>>>>>

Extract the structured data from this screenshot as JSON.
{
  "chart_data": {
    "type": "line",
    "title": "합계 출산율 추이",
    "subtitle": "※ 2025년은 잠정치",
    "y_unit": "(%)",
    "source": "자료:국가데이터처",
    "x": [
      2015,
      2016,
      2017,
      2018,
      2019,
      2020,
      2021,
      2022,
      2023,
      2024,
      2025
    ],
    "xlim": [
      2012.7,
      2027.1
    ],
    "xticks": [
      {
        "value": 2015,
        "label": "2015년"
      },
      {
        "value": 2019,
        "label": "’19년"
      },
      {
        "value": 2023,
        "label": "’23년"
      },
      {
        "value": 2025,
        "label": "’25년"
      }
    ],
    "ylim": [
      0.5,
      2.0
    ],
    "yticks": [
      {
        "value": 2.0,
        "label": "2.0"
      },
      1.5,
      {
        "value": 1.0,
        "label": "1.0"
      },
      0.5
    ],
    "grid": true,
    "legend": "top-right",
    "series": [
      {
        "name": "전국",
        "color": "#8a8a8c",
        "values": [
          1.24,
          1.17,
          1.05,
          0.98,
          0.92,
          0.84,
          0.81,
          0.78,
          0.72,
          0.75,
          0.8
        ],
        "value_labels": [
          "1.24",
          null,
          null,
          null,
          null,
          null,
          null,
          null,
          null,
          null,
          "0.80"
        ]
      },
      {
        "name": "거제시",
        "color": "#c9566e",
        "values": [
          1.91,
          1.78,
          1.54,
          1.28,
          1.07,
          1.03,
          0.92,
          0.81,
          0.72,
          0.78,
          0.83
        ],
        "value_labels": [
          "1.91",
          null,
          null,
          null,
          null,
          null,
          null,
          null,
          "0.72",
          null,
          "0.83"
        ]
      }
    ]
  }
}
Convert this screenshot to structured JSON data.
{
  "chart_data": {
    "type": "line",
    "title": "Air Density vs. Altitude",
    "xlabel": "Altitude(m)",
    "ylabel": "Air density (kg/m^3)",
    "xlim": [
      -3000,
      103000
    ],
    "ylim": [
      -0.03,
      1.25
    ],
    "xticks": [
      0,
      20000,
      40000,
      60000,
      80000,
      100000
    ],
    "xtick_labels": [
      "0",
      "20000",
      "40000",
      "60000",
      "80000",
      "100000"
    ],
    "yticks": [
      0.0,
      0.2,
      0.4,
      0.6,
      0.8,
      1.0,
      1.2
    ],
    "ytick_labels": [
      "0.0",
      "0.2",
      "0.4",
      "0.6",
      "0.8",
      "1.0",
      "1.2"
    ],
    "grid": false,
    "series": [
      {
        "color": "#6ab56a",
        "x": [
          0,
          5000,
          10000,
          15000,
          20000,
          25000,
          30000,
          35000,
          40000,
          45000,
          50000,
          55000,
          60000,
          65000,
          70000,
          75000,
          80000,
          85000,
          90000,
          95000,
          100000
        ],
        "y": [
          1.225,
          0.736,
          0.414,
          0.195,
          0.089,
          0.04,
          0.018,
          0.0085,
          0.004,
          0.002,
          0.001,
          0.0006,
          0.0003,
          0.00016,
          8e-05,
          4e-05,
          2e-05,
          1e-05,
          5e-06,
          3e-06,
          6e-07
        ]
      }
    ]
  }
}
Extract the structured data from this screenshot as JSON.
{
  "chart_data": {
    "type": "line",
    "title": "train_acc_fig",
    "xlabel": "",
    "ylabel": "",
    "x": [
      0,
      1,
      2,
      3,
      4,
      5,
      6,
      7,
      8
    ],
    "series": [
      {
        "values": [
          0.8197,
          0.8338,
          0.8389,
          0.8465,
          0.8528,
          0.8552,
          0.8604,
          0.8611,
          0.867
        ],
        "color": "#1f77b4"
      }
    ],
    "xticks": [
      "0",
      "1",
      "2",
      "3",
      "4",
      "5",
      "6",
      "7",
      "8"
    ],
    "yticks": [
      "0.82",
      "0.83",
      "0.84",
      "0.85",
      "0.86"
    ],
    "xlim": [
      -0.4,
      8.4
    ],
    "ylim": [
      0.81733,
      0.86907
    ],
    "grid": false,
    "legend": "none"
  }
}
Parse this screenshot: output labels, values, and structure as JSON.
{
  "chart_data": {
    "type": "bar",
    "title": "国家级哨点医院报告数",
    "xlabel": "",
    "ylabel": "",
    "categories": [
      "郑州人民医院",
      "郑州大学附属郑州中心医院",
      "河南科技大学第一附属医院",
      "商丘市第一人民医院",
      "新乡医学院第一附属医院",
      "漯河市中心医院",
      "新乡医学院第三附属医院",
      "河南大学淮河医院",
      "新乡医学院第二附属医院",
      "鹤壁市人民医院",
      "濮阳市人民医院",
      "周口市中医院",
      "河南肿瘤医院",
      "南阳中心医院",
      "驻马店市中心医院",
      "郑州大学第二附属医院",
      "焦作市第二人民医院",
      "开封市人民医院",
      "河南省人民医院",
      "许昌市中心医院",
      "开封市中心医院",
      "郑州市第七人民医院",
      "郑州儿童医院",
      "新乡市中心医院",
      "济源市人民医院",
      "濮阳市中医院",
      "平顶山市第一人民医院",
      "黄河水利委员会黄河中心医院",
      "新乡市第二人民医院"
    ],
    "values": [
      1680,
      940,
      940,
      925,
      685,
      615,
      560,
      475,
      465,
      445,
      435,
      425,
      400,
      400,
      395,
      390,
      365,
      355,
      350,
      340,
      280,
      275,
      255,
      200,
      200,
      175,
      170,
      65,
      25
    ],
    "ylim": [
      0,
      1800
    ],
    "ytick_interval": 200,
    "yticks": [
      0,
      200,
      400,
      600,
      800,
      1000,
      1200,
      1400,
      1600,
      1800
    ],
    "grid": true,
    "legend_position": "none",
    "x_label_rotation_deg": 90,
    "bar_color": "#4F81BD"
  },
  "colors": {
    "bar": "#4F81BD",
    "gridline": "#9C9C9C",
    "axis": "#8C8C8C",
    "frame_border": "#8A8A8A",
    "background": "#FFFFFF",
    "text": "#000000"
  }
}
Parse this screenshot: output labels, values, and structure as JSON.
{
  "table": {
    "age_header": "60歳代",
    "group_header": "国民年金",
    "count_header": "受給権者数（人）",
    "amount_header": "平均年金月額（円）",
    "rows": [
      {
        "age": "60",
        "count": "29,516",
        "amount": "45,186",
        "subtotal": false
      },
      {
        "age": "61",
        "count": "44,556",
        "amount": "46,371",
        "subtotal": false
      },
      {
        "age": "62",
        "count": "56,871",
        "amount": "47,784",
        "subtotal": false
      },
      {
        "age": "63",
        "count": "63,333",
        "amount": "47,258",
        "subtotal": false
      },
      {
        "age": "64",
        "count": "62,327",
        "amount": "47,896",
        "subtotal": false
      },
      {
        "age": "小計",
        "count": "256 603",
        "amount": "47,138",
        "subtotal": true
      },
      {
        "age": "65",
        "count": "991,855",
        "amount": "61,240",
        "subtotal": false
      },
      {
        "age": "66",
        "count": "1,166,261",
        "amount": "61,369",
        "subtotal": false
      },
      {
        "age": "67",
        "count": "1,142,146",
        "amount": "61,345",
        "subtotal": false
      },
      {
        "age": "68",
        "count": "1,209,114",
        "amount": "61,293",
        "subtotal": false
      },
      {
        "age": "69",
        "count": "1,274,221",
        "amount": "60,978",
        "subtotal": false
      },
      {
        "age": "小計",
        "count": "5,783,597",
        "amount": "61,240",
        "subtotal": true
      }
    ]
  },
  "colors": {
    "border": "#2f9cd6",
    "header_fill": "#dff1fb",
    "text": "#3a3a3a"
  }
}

<<<<<

> _WRITTEN PROBLEM_: Write out all records exactly, keeping every detail.

> _EXERCISE RESPONSE_:
Extract the structured data from this screenshot as JSON.
{
  "chart_data": {
    "type": "line",
    "title": "합계 출산율 추이",
    "subtitle": "※ 2025년은 잠정치",
    "y_unit": "(%)",
    "source": "자료:국가데이터처",
    "x": [
      2015,
      2016,
      2017,
      2018,
      2019,
      2020,
      2021,
      2022,
      2023,
      2024,
      2025
    ],
    "xlim": [
      2012.7,
      2027.1
    ],
    "xticks": [
      {
        "value": 2015,
        "label": "2015년"
      },
      {
        "value": 2019,
        "label": "’19년"
      },
      {
        "value": 2023,
        "label": "’23년"
      },
      {
        "value": 2025,
        "label": "’25년"
      }
    ],
    "ylim": [
      0.5,
      2.0
    ],
    "yticks": [
      {
        "value": 2.0,
        "label": "2.0"
      },
      1.5,
      {
        "value": 1.0,
        "label": "1.0"
      },
      0.5
    ],
    "grid": true,
    "legend": "top-right",
    "series": [
      {
        "name": "전국",
        "color": "#8a8a8c",
        "values": [
          1.24,
          1.17,
          1.05,
          0.98,
          0.92,
          0.84,
          0.81,
          0.78,
          0.72,
          0.75,
          0.8
        ],
        "value_labels": [
          "1.24",
          null,
          null,
          null,
          null,
          null,
          null,
          null,
          null,
          null,
          "0.80"
        ]
      },
      {
        "name": "거제시",
        "color": "#c9566e",
        "values": [
          1.91,
          1.78,
          1.54,
          1.28,
          1.07,
          1.03,
          0.92,
          0.81,
          0.72,
          0.78,
          0.83
        ],
        "value_labels": [
          "1.91",
          null,
          null,
          null,
          null,
          null,
          null,
          null,
          "0.72",
          null,
          "0.83"
        ]
      }
    ]
  }
}
Convert this screenshot to structured JSON data.
{
  "chart_data": {
    "type": "line",
    "title": "Air Density vs. Altitude",
    "xlabel": "Altitude(m)",
    "ylabel": "Air density (kg/m^3)",
    "xlim": [
      -3000,
      103000
    ],
    "ylim": [
      -0.03,
      1.25
    ],
    "xticks": [
      0,
      20000,
      40000,
      60000,
      80000,
      100000
    ],
    "xtick_labels": [
      "0",
      "20000",
      "40000",
      "60000",
      "80000",
      "100000"
    ],
    "yticks": [
      0.0,
      0.2,
      0.4,
      0.6,
      0.8,
      1.0,
      1.2
    ],
    "ytick_labels": [
      "0.0",
      "0.2",
      "0.4",
      "0.6",
      "0.8",
      "1.0",
      "1.2"
    ],
    "grid": false,
    "series": [
      {
        "color": "#6ab56a",
        "x": [
          0,
          5000,
          10000,
          15000,
          20000,
          25000,
          30000,
          35000,
          40000,
          45000,
          50000,
          55000,
          60000,
          65000,
          70000,
          75000,
          80000,
          85000,
          90000,
          95000,
          100000
        ],
        "y": [
          1.225,
          0.736,
          0.414,
          0.195,
          0.089,
          0.04,
          0.018,
          0.0085,
          0.004,
          0.002,
          0.001,
          0.0006,
          0.0003,
          0.00016,
          8e-05,
          4e-05,
          2e-05,
          1e-05,
          5e-06,
          3e-06,
          6e-07
        ]
      }
    ]
  }
}
Extract the structured data from this screenshot as JSON.
{
  "chart_data": {
    "type": "line",
    "title": "train_acc_fig",
    "xlabel": "",
    "ylabel": "",
    "x": [
      0,
      1,
      2,
      3,
      4,
      5,
      6,
      7,
      8
    ],
    "series": [
      {
        "values": [
          0.8197,
          0.8338,
          0.8389,
          0.8465,
          0.8528,
          0.8552,
          0.8604,
          0.8611,
          0.867
        ],
        "color": "#1f77b4"
      }
    ],
    "xticks": [
      "0",
      "1",
      "2",
      "3",
      "4",
      "5",
      "6",
      "7",
      "8"
    ],
    "yticks": [
      "0.82",
      "0.83",
      "0.84",
      "0.85",
      "0.86"
    ],
    "xlim": [
      -0.4,
      8.4
    ],
    "ylim": [
      0.81733,
      0.86907
    ],
    "grid": false,
    "legend": "none"
  }
}
Parse this screenshot: output labels, values, and structure as JSON.
{
  "chart_data": {
    "type": "bar",
    "title": "国家级哨点医院报告数",
    "xlabel": "",
    "ylabel": "",
    "categories": [
      "郑州人民医院",
      "郑州大学附属郑州中心医院",
      "河南科技大学第一附属医院",
      "商丘市第一人民医院",
      "新乡医学院第一附属医院",
      "漯河市中心医院",
      "新乡医学院第三附属医院",
      "河南大学淮河医院",
      "新乡医学院第二附属医院",
      "鹤壁市人民医院",
      "濮阳市人民医院",
      "周口市中医院",
      "河南肿瘤医院",
      "南阳中心医院",
      "驻马店市中心医院",
      "郑州大学第二附属医院",
      "焦作市第二人民医院",
      "开封市人民医院",
      "河南省人民医院",
      "许昌市中心医院",
      "开封市中心医院",
      "郑州市第七人民医院",
      "郑州儿童医院",
      "新乡市中心医院",
      "济源市人民医院",
      "濮阳市中医院",
      "平顶山市第一人民医院",
      "黄河水利委员会黄河中心医院",
      "新乡市第二人民医院"
    ],
    "values": [
      1680,
      940,
      940,
      925,
      685,
      615,
      560,
      475,
      465,
      445,
      435,
      425,
      400,
      400,
      395,
      390,
      365,
      355,
      350,
      340,
      280,
      275,
      255,
      200,
      200,
      175,
      170,
      65,
      25
    ],
    "ylim": [
      0,
      1800
    ],
    "ytick_interval": 200,
    "yticks": [
      0,
      200,
      400,
      600,
      800,
      1000,
      1200,
      1400,
      1600,
      1800
    ],
    "grid": true,
    "legend_position": "none",
    "x_label_rotation_deg": 90,
    "bar_color": "#4F81BD"
  },
  "colors": {
    "bar": "#4F81BD",
    "gridline": "#9C9C9C",
    "axis": "#8C8C8C",
    "frame_border": "#8A8A8A",
    "background": "#FFFFFF",
    "text": "#000000"
  }
}
Parse this screenshot: output labels, values, and structure as JSON.
{
  "table": {
    "age_header": "60歳代",
    "group_header": "国民年金",
    "count_header": "受給権者数（人）",
    "amount_header": "平均年金月額（円）",
    "rows": [
      {
        "age": "60",
        "count": "29,516",
        "amount": "45,186",
        "subtotal": false
      },
      {
        "age": "61",
        "count": "44,556",
        "amount": "46,371",
        "subtotal": false
      },
      {
        "age": "62",
        "count": "56,871",
        "amount": "47,784",
        "subtotal": false
      },
      {
        "age": "63",
        "count": "63,333",
        "amount": "47,258",
        "subtotal": false
      },
      {
        "age": "64",
        "count": "62,327",
        "amount": "47,896",
        "subtotal": false
      },
      {
        "age": "小計",
        "count": "256 603",
        "amount": "47,138",
        "subtotal": true
      },
      {
        "age": "65",
        "count": "991,855",
        "amount": "61,240",
        "subtotal": false
      },
      {
        "age": "66",
        "count": "1,166,261",
        "amount": "61,369",
        "subtotal": false
      },
      {
        "age": "67",
        "count": "1,142,146",
        "amount": "61,345",
        "subtotal": false
      },
      {
        "age": "68",
        "count": "1,209,114",
        "amount": "61,293",
        "subtotal": false
      },
      {
        "age": "69",
        "count": "1,274,221",
        "amount": "60,978",
        "subtotal": false
      },
      {
        "age": "小計",
        "count": "5,783,597",
        "amount": "61,240",
        "subtotal": true
      }
    ]
  },
  "colors": {
    "border": "#2f9cd6",
    "header_fill": "#dff1fb",
    "text": "#3a3a3a"
  }
}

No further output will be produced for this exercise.